Given exercise —
Scan the listing below. Report each line that includes "simple".

Stored dataset items
--- begin ---
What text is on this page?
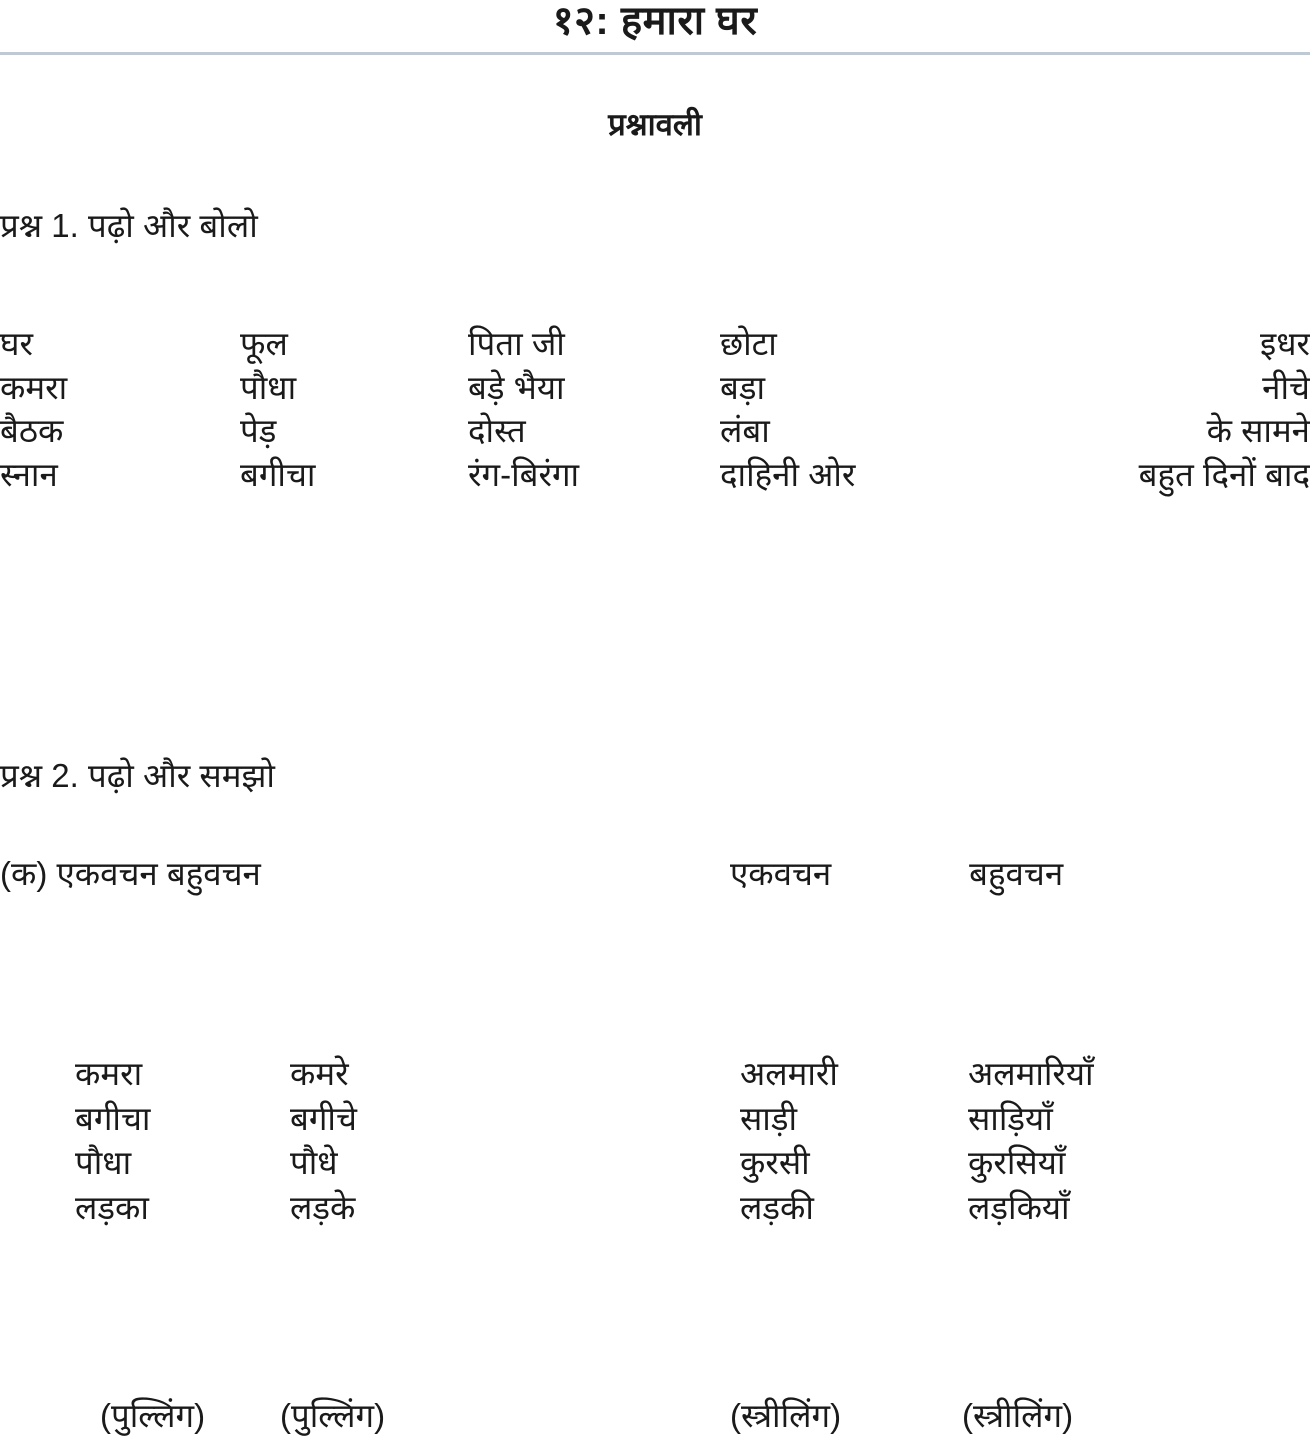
१२: हमारा घर
प्रश्नावली
प्रश्न 1. पढ़ो और बोलो
घर	फूल	पिता जी	छोटा	इधर
कमरा	पौधा	बड़े भैया	बड़ा	नीचे
बैठक	पेड़	दोस्त	लंबा	के सामने
स्नान	बगीचा	रंग-बिरंगा	दाहिनी ओर	बहुत दिनों बाद
प्रश्न 2. पढ़ो और समझो
(क) एकवचन बहुवचन	एकवचन	बहुवचन
कमरा	कमरे	अलमारी	अलमारियाँ
बगीचा	बगीचे	साड़ी	साड़ियाँ
पौधा	पौधे	कुरसी	कुरसियाँ
लड़का	लड़के	लड़की	लड़कियाँ
(पुल्लिंग)	(पुल्लिंग)	(स्त्रीलिंग)	(स्त्रीलिंग)
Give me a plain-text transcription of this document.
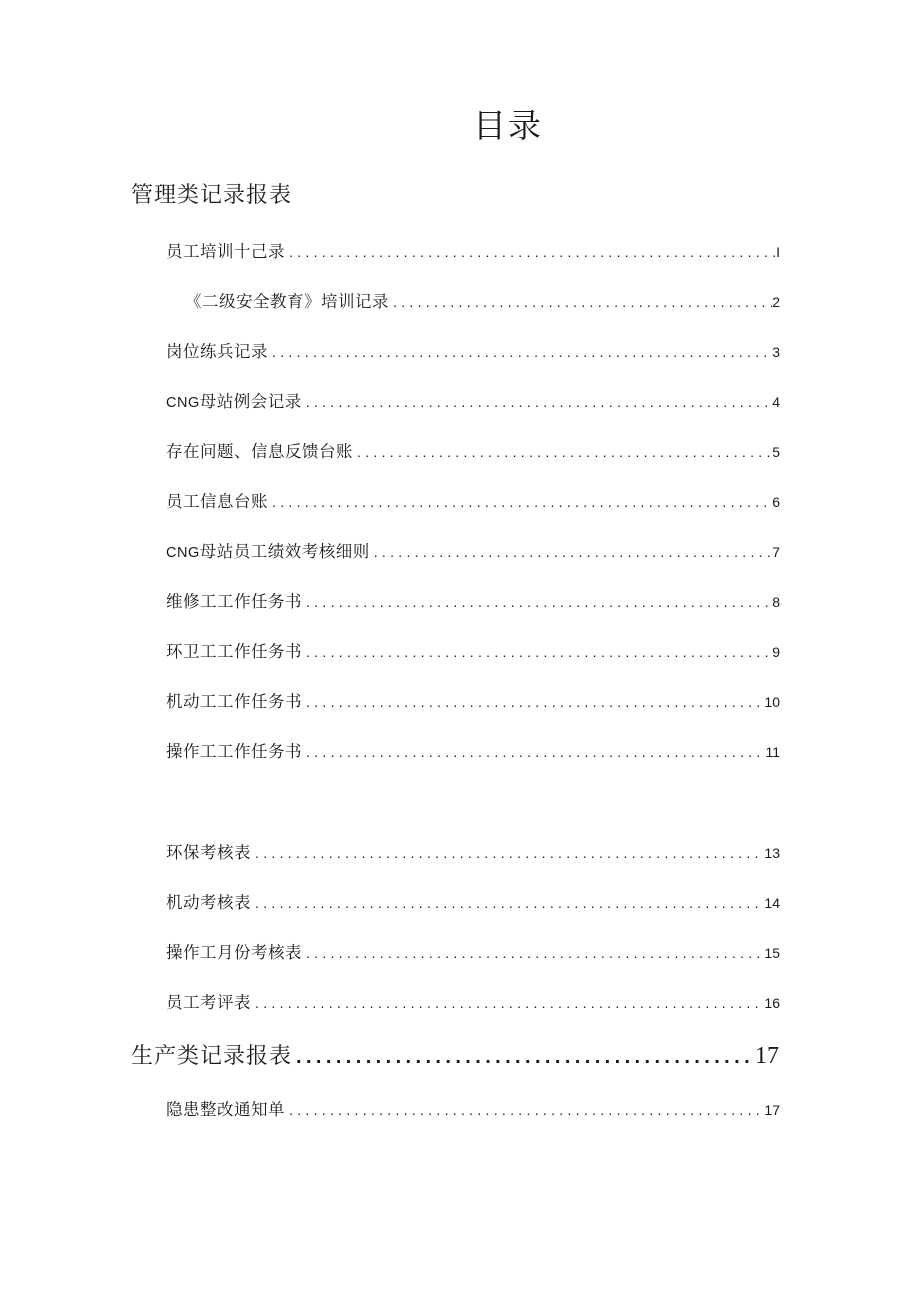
目录
管理类记录报表
员工培训十己录 .....	I
《二级安全教育》培训记录 .....	2
岗位练兵记录 .....	3
CNG母站例会记录 .....	4
存在问题、信息反馈台账 .....	5
员工信息台账 .....	6
CNG母站员工绩效考核细则 .....	7
维修工工作任务书 .....	8
环卫工工作任务书 .....	9
机动工工作任务书 .....	10
操作工工作任务书 .....	11
环保考核表 .....	13
机动考核表 .....	14
操作工月份考核表 .....	15
员工考评表 .....	16
生产类记录报表 .....	17
隐患整改通知单 .....	17
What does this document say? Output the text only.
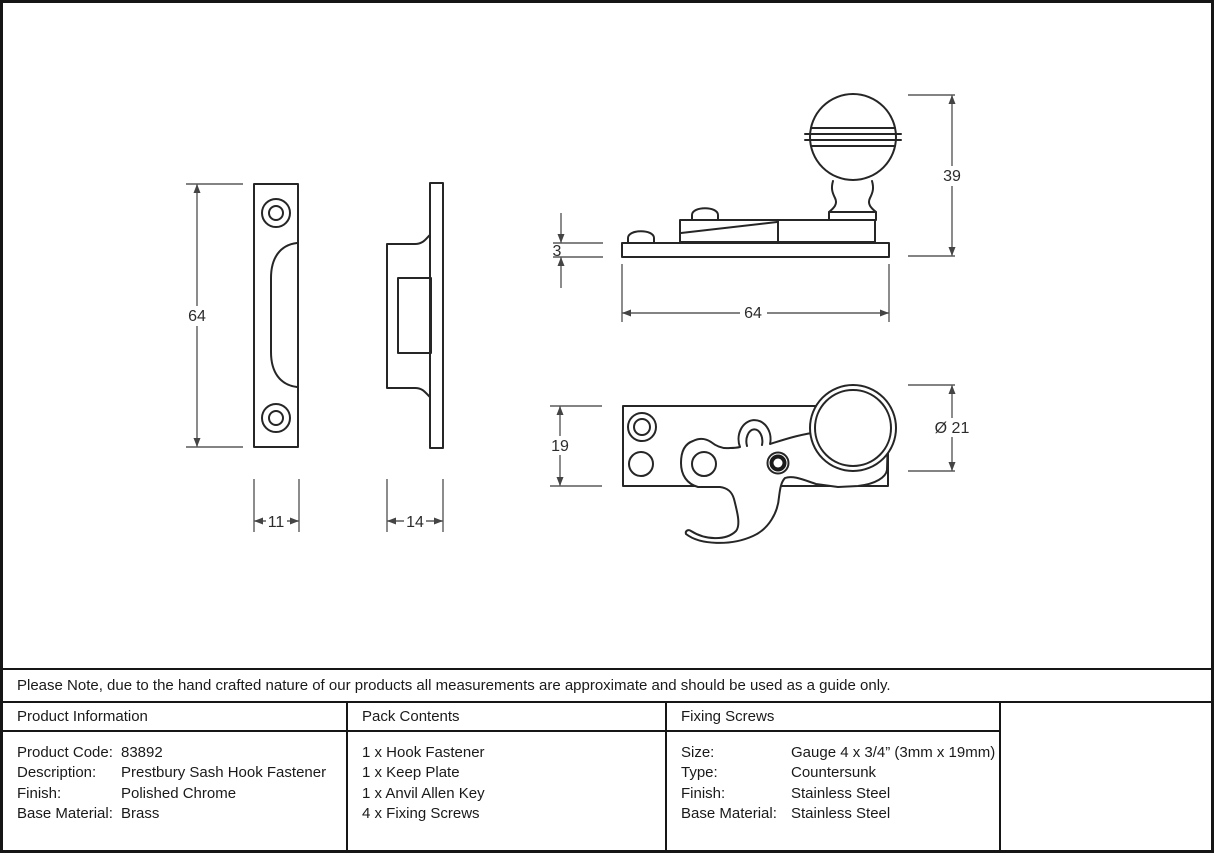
64
11	14
39
3
64
19
Ø 21
Please Note, due to the hand crafted nature of our products all measurements are approximate and should be used as a guide only.
Product Information
Product Code: 83892
Description:	Prestbury Sash Hook Fastener
Finish:	Polished Chrome
Base Material: Brass
Pack Contents
1 x Hook Fastener
1 x Keep Plate
1 x Anvil Allen Key
4 x Fixing Screws
Fixing Screws
Size:	Gauge 4 x 3/4” (3mm x 19mm)
Type:	Countersunk
Finish:	Stainless Steel
Base Material: Stainless Steel
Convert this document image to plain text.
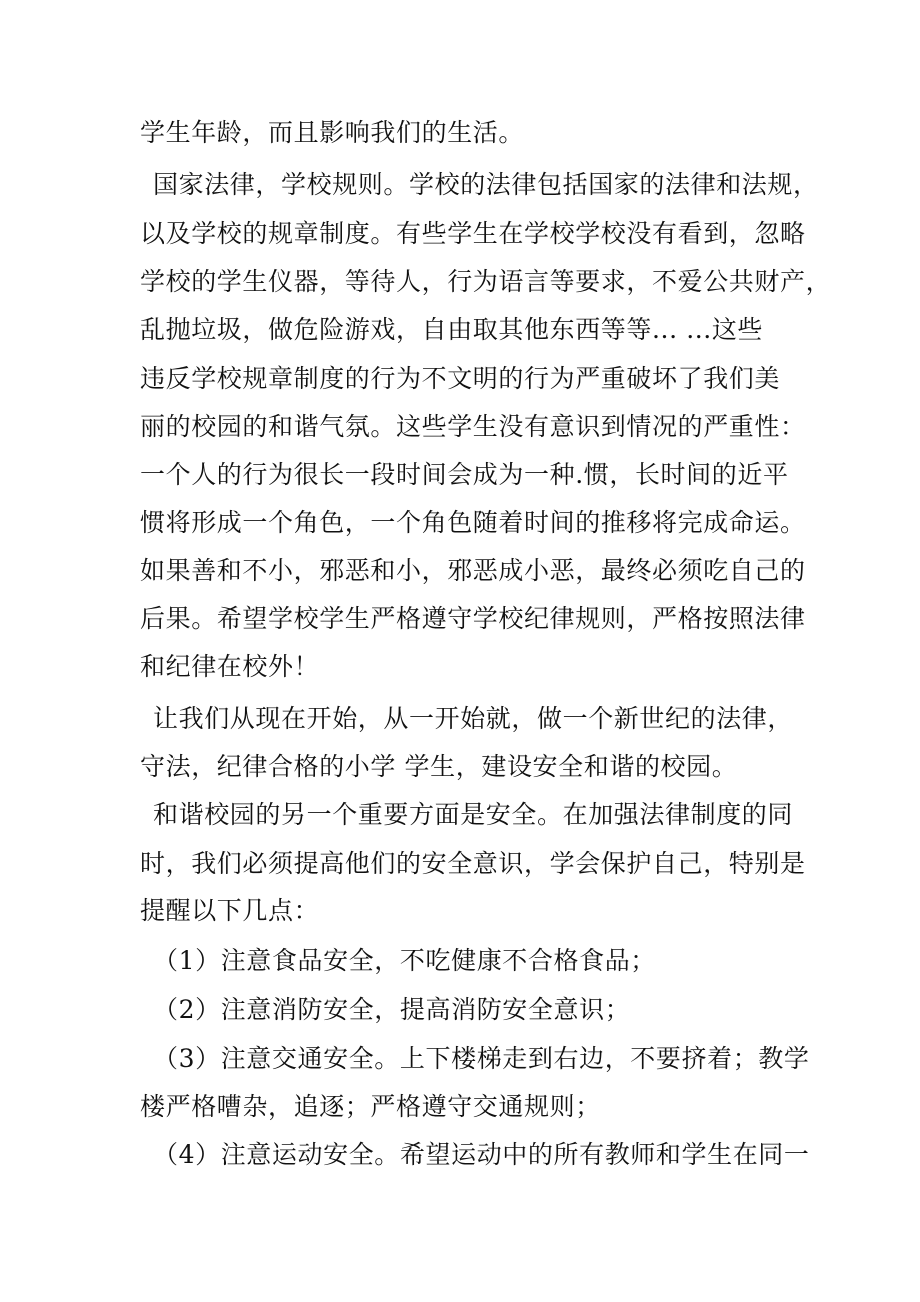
学生年龄，而且影响我们的生活。

国家法律，学校规则。学校的法律包括国家的法律和法规，

以及学校的规章制度。有些学生在学校学校没有看到，忽略

学校的学生仪器，等待人，行为语言等要求，不爱公共财产，

乱抛垃圾，做危险游戏，自由取其他东西等等... ...这些

违反学校规章制度的行为不文明的行为严重破坏了我们美

丽的校园的和谐气氛。这些学生没有意识到情况的严重性：

一个人的行为很长一段时间会成为一种.惯，长时间的近平

惯将形成一个角色，一个角色随着时间的推移将完成命运。

如果善和不小，邪恶和小，邪恶成小恶，最终必须吃自己的

后果。希望学校学生严格遵守学校纪律规则，严格按照法律

和纪律在校外！

让我们从现在开始，从一开始就，做一个新世纪的法律，

守法，纪律合格的小学 学生，建设安全和谐的校园。

和谐校园的另一个重要方面是安全。在加强法律制度的同

时，我们必须提高他们的安全意识，学会保护自己，特别是

提醒以下几点：

（1）注意食品安全，不吃健康不合格食品；

（2）注意消防安全，提高消防安全意识；

（3）注意交通安全。上下楼梯走到右边，不要挤着；教学

楼严格嘈杂，追逐；严格遵守交通规则；

（4）注意运动安全。希望运动中的所有教师和学生在同一
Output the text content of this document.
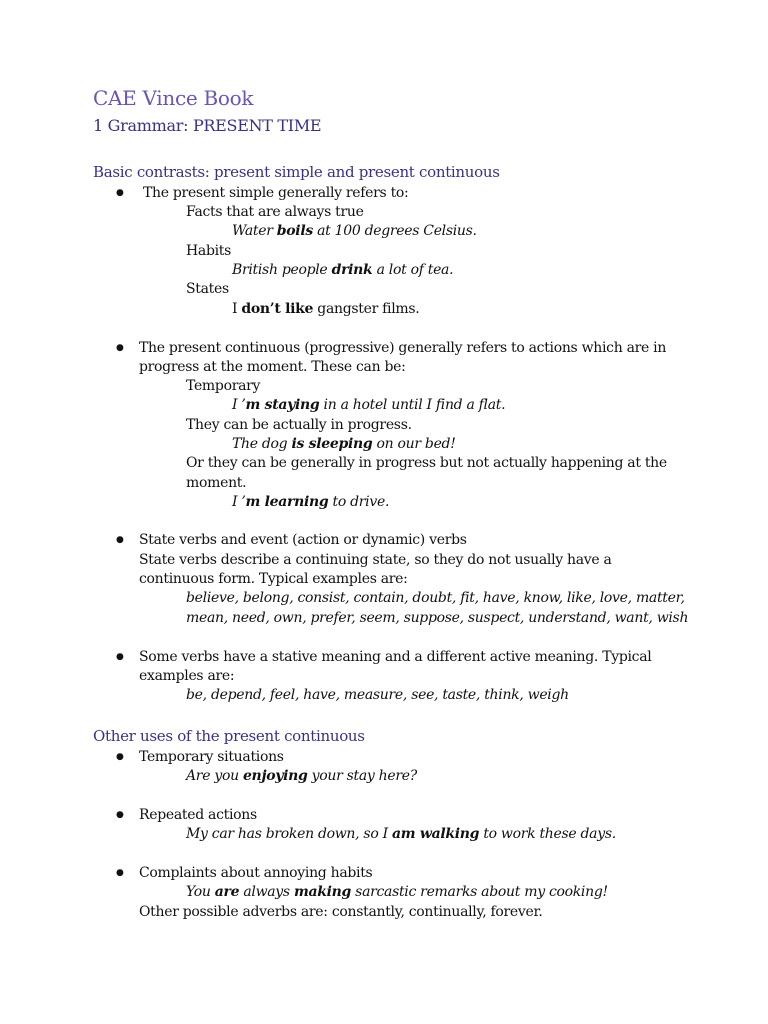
CAE Vince Book
1 Grammar: PRESENT TIME
Basic contrasts: present simple and present continuous
● The present simple generally refers to:
Facts that are always true
Water boils at 100 degrees Celsius.
Habits
British people drink a lot of tea.
States
I don’t like gangster films.
● The present continuous (progressive) generally refers to actions which are in
progress at the moment. These can be:
Temporary
I ’m staying in a hotel until I find a flat.
They can be actually in progress.
The dog is sleeping on our bed!
Or they can be generally in progress but not actually happening at the
moment.
I ’m learning to drive.
● State verbs and event (action or dynamic) verbs
State verbs describe a continuing state, so they do not usually have a
continuous form. Typical examples are:
believe, belong, consist, contain, doubt, fit, have, know, like, love, matter,
mean, need, own, prefer, seem, suppose, suspect, understand, want, wish
● Some verbs have a stative meaning and a different active meaning. Typical
examples are:
be, depend, feel, have, measure, see, taste, think, weigh
Other uses of the present continuous
● Temporary situations
Are you enjoying your stay here?
● Repeated actions
My car has broken down, so I am walking to work these days.
● Complaints about annoying habits
You are always making sarcastic remarks about my cooking!
Other possible adverbs are: constantly, continually, forever.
--- end ---
Reply to the task —
Basic contrasts: present simple and present continuous
● The present simple generally refers to:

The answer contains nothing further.